• [WHAT YOU HAVE TO DO]:
Please copy every line of the records below that holds the word "screenshot".

Data records

+===+

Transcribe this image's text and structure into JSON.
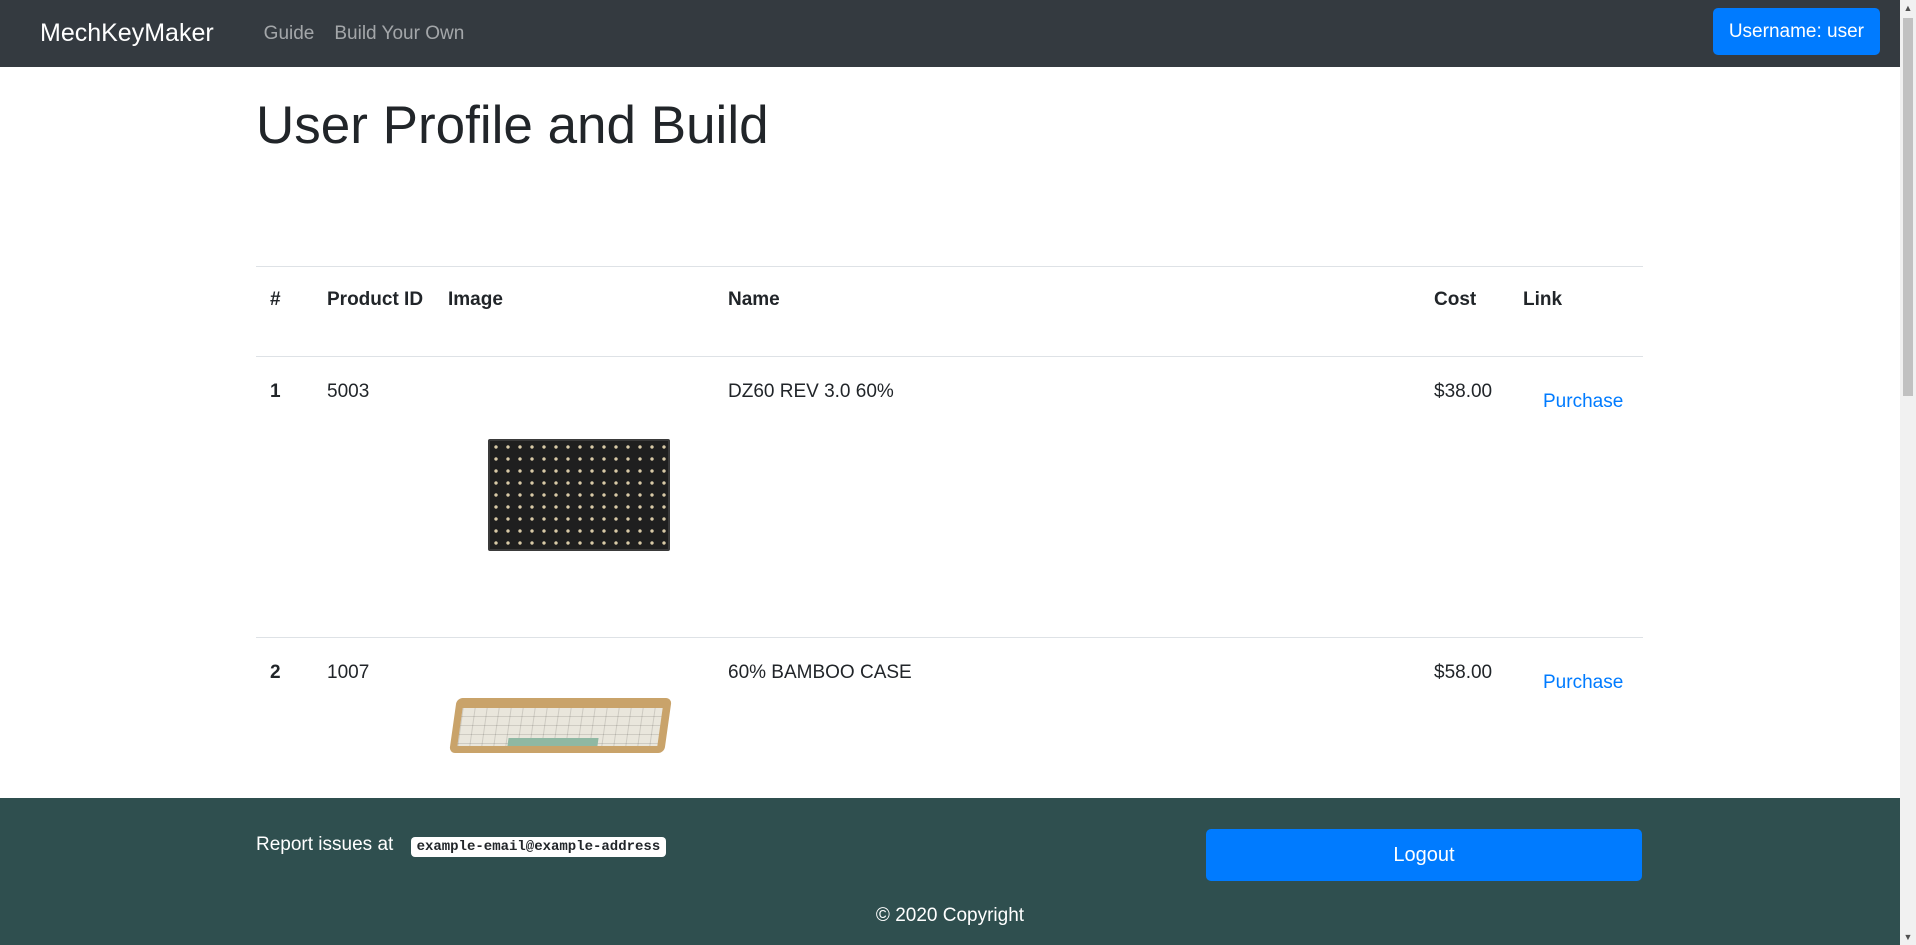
{
  "navbar": {
    "brand": "MechKeyMaker",
    "links": [
      "Guide",
      "Build Your Own"
    ],
    "user_button": "Username: user"
  },
  "page": {
    "title": "User Profile and Build"
  },
  "table": {
    "headers": [
      "#",
      "Product ID",
      "Image",
      "Name",
      "Cost",
      "Link"
    ],
    "rows": [
      {
        "index": "1",
        "product_id": "5003",
        "name": "DZ60 REV 3.0 60%",
        "cost": "$38.00",
        "link": "Purchase"
      },
      {
        "index": "2",
        "product_id": "1007",
        "name": "60% BAMBOO CASE",
        "cost": "$58.00",
        "link": "Purchase"
      }
    ]
  },
  "footer": {
    "report_text": "Report issues at",
    "email": "example-email@example-address",
    "logout": "Logout",
    "copyright": "© 2020 Copyright"
  }
}
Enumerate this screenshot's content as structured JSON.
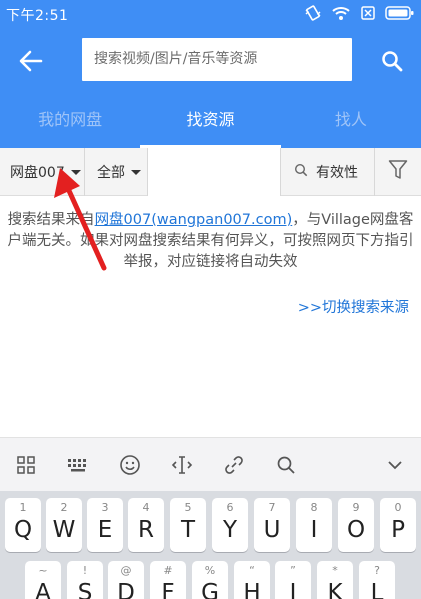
{
  "status_bar": {
    "time": "下午2:51"
  },
  "app_bar": {
    "search_placeholder": "搜索视频/图片/音乐等资源"
  },
  "tabs": [
    {
      "label": "我的网盘",
      "active": false
    },
    {
      "label": "找资源",
      "active": true
    },
    {
      "label": "找人",
      "active": false
    }
  ],
  "filters": {
    "source": "网盘007",
    "category": "全部",
    "validity": "有效性"
  },
  "notice": {
    "prefix": "搜索结果来自",
    "link": "网盘007(wangpan007.com)",
    "suffix": "，与Village网盘客户端无关。如果对网盘搜索结果有何异义，可按照网页下方指引举报，对应链接将自动失效"
  },
  "switch_source": ">>切换搜索来源",
  "keyboard": {
    "row1": [
      {
        "num": "1",
        "ch": "Q"
      },
      {
        "num": "2",
        "ch": "W"
      },
      {
        "num": "3",
        "ch": "E"
      },
      {
        "num": "4",
        "ch": "R"
      },
      {
        "num": "5",
        "ch": "T"
      },
      {
        "num": "6",
        "ch": "Y"
      },
      {
        "num": "7",
        "ch": "U"
      },
      {
        "num": "8",
        "ch": "I"
      },
      {
        "num": "9",
        "ch": "O"
      },
      {
        "num": "0",
        "ch": "P"
      }
    ],
    "row2": [
      {
        "num": "~",
        "ch": "A"
      },
      {
        "num": "!",
        "ch": "S"
      },
      {
        "num": "@",
        "ch": "D"
      },
      {
        "num": "#",
        "ch": "F"
      },
      {
        "num": "%",
        "ch": "G"
      },
      {
        "num": "“",
        "ch": "H"
      },
      {
        "num": "”",
        "ch": "J"
      },
      {
        "num": "*",
        "ch": "K"
      },
      {
        "num": "?",
        "ch": "L"
      }
    ]
  },
  "colors": {
    "primary": "#3f8ef5",
    "link": "#2176d8",
    "annotation_arrow": "#e32020"
  }
}
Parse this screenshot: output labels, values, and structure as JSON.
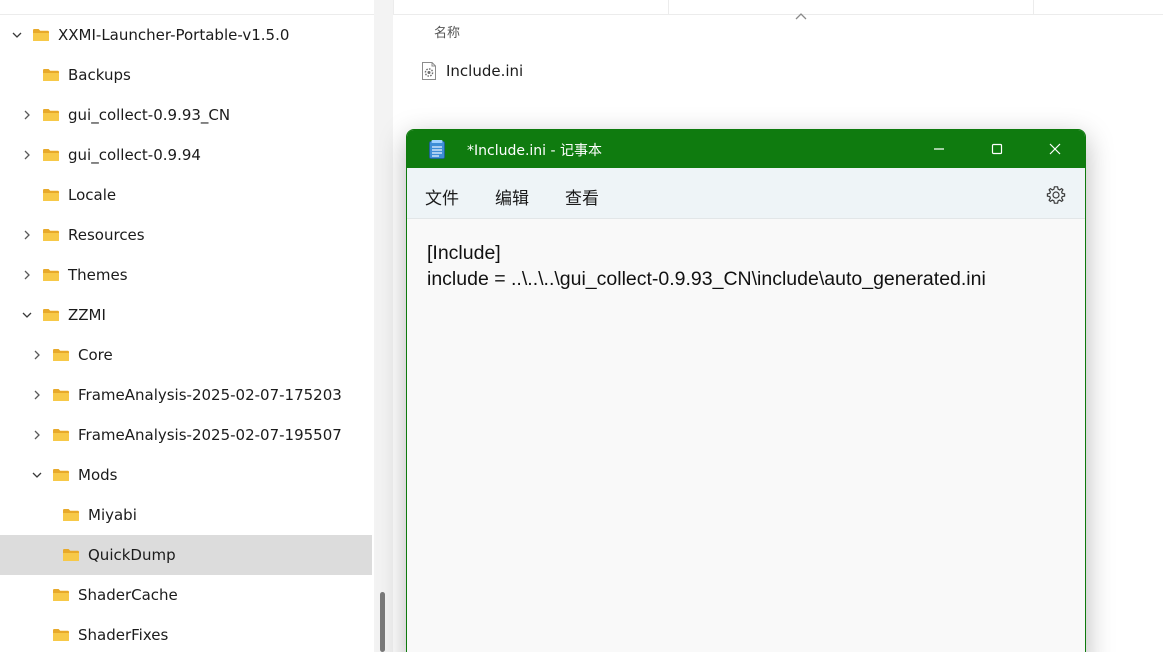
{
  "explorer": {
    "tree": [
      {
        "label": "XXMI-Launcher-Portable-v1.5.0",
        "expander": "expanded",
        "indent": 0,
        "selected": false
      },
      {
        "label": "Backups",
        "expander": "none",
        "indent": 1,
        "selected": false
      },
      {
        "label": "gui_collect-0.9.93_CN",
        "expander": "collapsed",
        "indent": 1,
        "selected": false
      },
      {
        "label": "gui_collect-0.9.94",
        "expander": "collapsed",
        "indent": 1,
        "selected": false
      },
      {
        "label": "Locale",
        "expander": "none",
        "indent": 1,
        "selected": false
      },
      {
        "label": "Resources",
        "expander": "collapsed",
        "indent": 1,
        "selected": false
      },
      {
        "label": "Themes",
        "expander": "collapsed",
        "indent": 1,
        "selected": false
      },
      {
        "label": "ZZMI",
        "expander": "expanded",
        "indent": 1,
        "selected": false
      },
      {
        "label": "Core",
        "expander": "collapsed",
        "indent": 2,
        "selected": false
      },
      {
        "label": "FrameAnalysis-2025-02-07-175203",
        "expander": "collapsed",
        "indent": 2,
        "selected": false
      },
      {
        "label": "FrameAnalysis-2025-02-07-195507",
        "expander": "collapsed",
        "indent": 2,
        "selected": false
      },
      {
        "label": "Mods",
        "expander": "expanded",
        "indent": 2,
        "selected": false
      },
      {
        "label": "Miyabi",
        "expander": "none",
        "indent": 3,
        "selected": false
      },
      {
        "label": "QuickDump",
        "expander": "none",
        "indent": 3,
        "selected": true
      },
      {
        "label": "ShaderCache",
        "expander": "none",
        "indent": 2,
        "selected": false
      },
      {
        "label": "ShaderFixes",
        "expander": "none",
        "indent": 2,
        "selected": false
      }
    ],
    "file_list": {
      "column_name": "名称",
      "files": [
        {
          "name": "Include.ini"
        }
      ]
    }
  },
  "notepad": {
    "title": "*Include.ini - 记事本",
    "menu": [
      "文件",
      "编辑",
      "查看"
    ],
    "content_lines": [
      "[Include]",
      "include = ..\\..\\..\\gui_collect-0.9.93_CN\\include\\auto_generated.ini"
    ],
    "colors": {
      "titlebar": "#0f7b0f",
      "menubar": "#eef4f7",
      "editor": "#f9f9f9"
    }
  },
  "colors": {
    "folder_body": "#f7c948",
    "folder_tab": "#e8a92a",
    "selected_row": "#dcdcdc"
  }
}
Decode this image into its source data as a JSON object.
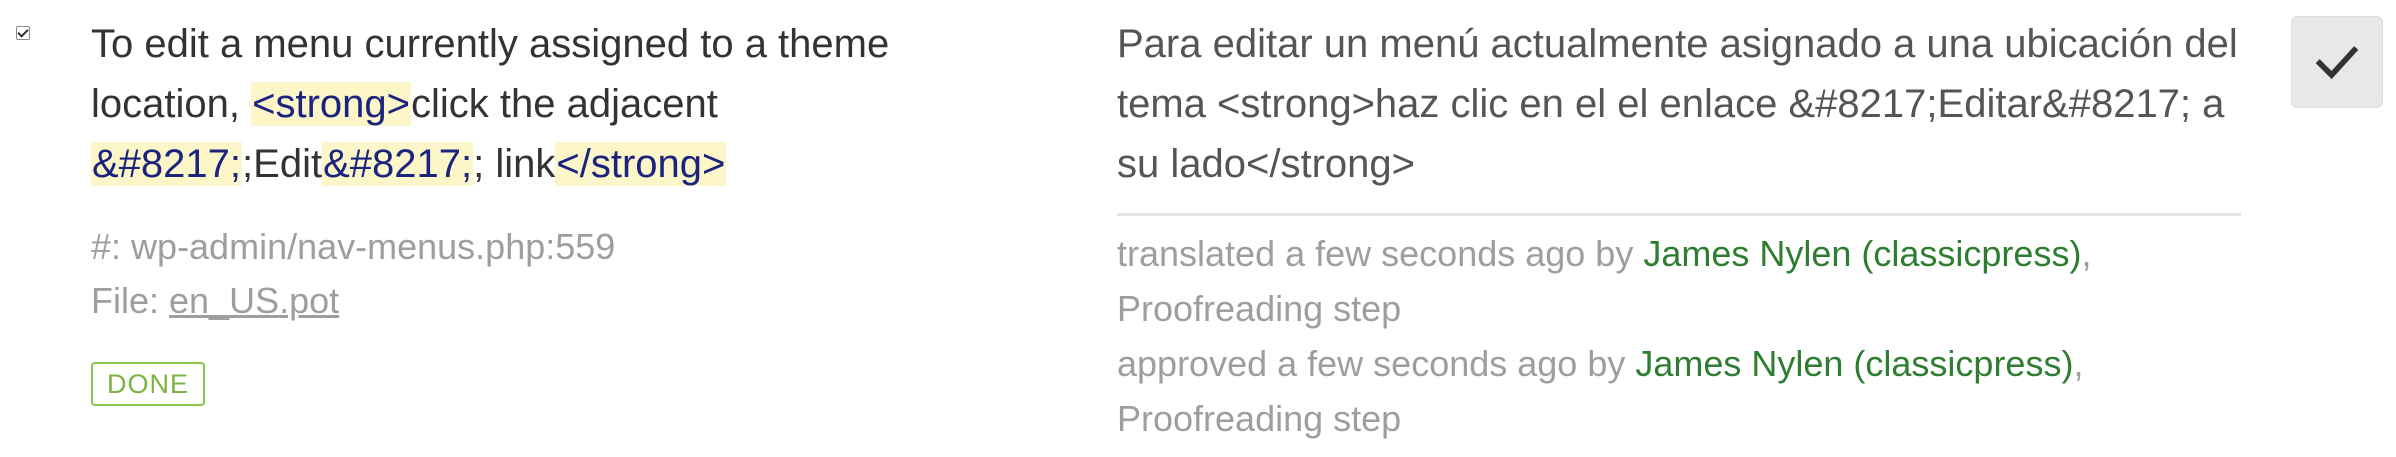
{
  "source": {
    "parts": [
      {
        "text": "To edit a menu currently assigned to a theme location, ",
        "tag": false
      },
      {
        "text": "<strong>",
        "tag": true
      },
      {
        "text": "click the adjacent ",
        "tag": false
      },
      {
        "text": "&#8217;",
        "tag": true
      },
      {
        "text": ";Edit",
        "tag": false
      },
      {
        "text": "&#8217;",
        "tag": true
      },
      {
        "text": "; link",
        "tag": false
      },
      {
        "text": "</strong>",
        "tag": true
      }
    ]
  },
  "meta": {
    "reference": "#: wp-admin/nav-menus.php:559",
    "file_label": "File: ",
    "file_link": "en_US.pot"
  },
  "status_badge": "DONE",
  "translation": {
    "text": "Para editar un menú actualmente asignado a una ubicación del tema <strong>haz clic en el el enlace &#8217;Editar&#8217; a su lado</strong>"
  },
  "history": [
    {
      "action": "translated a few seconds ago by ",
      "user": "James Nylen (classicpress)",
      "sep": ",",
      "step": "Proofreading step"
    },
    {
      "action": "approved a few seconds ago by ",
      "user": "James Nylen (classicpress)",
      "sep": ",",
      "step": "Proofreading step"
    }
  ],
  "approve_button": {
    "icon": "checkmark-icon",
    "color": "#333333"
  }
}
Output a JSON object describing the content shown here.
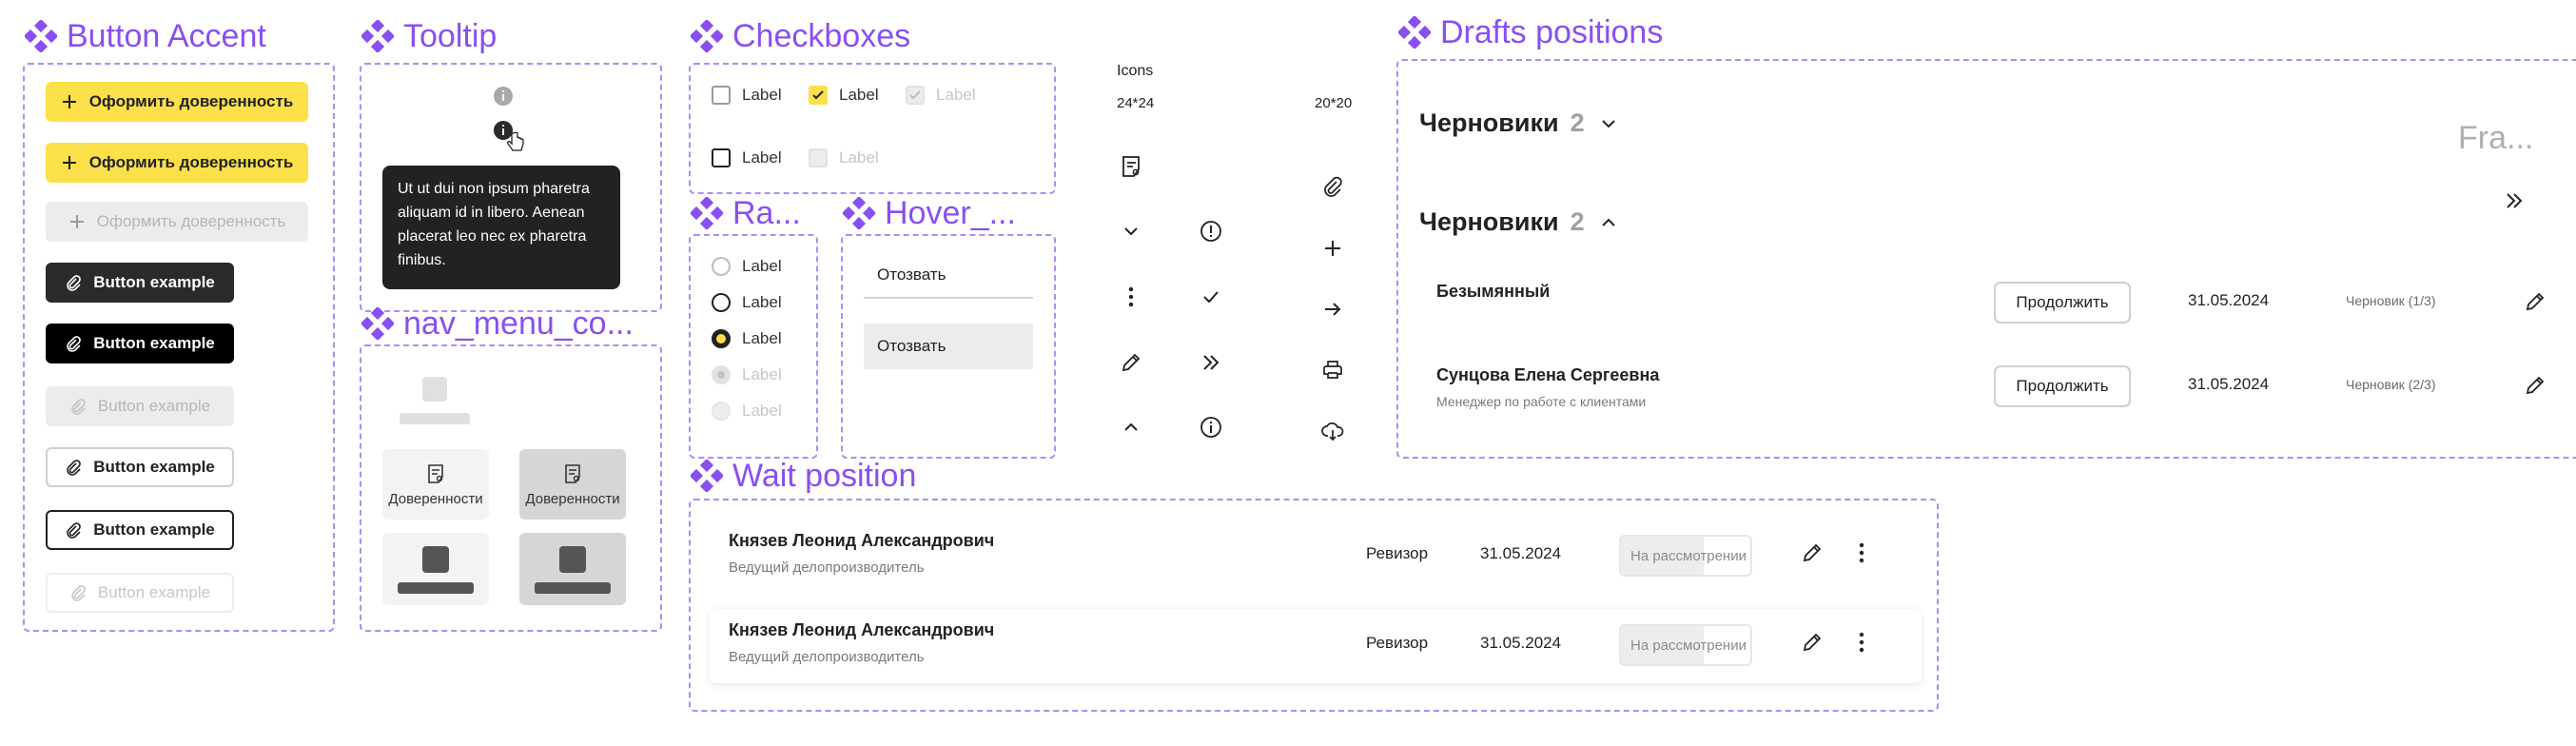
{
  "sections": {
    "button_accent": "Button Accent",
    "tooltip": "Tooltip",
    "checkboxes": "Checkboxes",
    "radio": "Ra...",
    "hover": "Hover_...",
    "nav_menu": "nav_menu_co...",
    "wait_position": "Wait position",
    "drafts_positions": "Drafts positions"
  },
  "buttons": {
    "accent_label": "Оформить доверенность",
    "example_label": "Button example"
  },
  "tooltip": {
    "text": "Ut ut dui non ipsum pharetra aliquam id in libero. Aenean placerat leo nec ex pharetra finibus."
  },
  "checkboxes": {
    "label": "Label"
  },
  "radio": {
    "label": "Label"
  },
  "hover": {
    "item": "Отозвать"
  },
  "nav_menu": {
    "item": "Доверенности"
  },
  "icons": {
    "title": "Icons",
    "size_a": "24*24",
    "size_b": "20*20"
  },
  "wait": {
    "rows": [
      {
        "name": "Князев Леонид Александрович",
        "role": "Ведущий делопроизводитель",
        "position": "Ревизор",
        "date": "31.05.2024",
        "status": "На рассмотрении"
      },
      {
        "name": "Князев Леонид Александрович",
        "role": "Ведущий делопроизводитель",
        "position": "Ревизор",
        "date": "31.05.2024",
        "status": "На рассмотрении"
      }
    ]
  },
  "drafts": {
    "title": "Черновики",
    "count": "2",
    "frame_label": "Fra...",
    "rows": [
      {
        "name": "Безымянный",
        "role": "",
        "button": "Продолжить",
        "date": "31.05.2024",
        "status": "Черновик (1/3)"
      },
      {
        "name": "Сунцова Елена Сергеевна",
        "role": "Менеджер по работе с клиентами",
        "button": "Продолжить",
        "date": "31.05.2024",
        "status": "Черновик (2/3)"
      }
    ]
  },
  "colors": {
    "accent": "#8a4ff0",
    "yellow": "#fbe04a",
    "dark": "#2a2a2a"
  }
}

+===+

• [SOLVED PROBLEM]:
Enumerate this screenshot's content as structured JSON.
Parse this screenshot: output labels, values, and structure as JSON.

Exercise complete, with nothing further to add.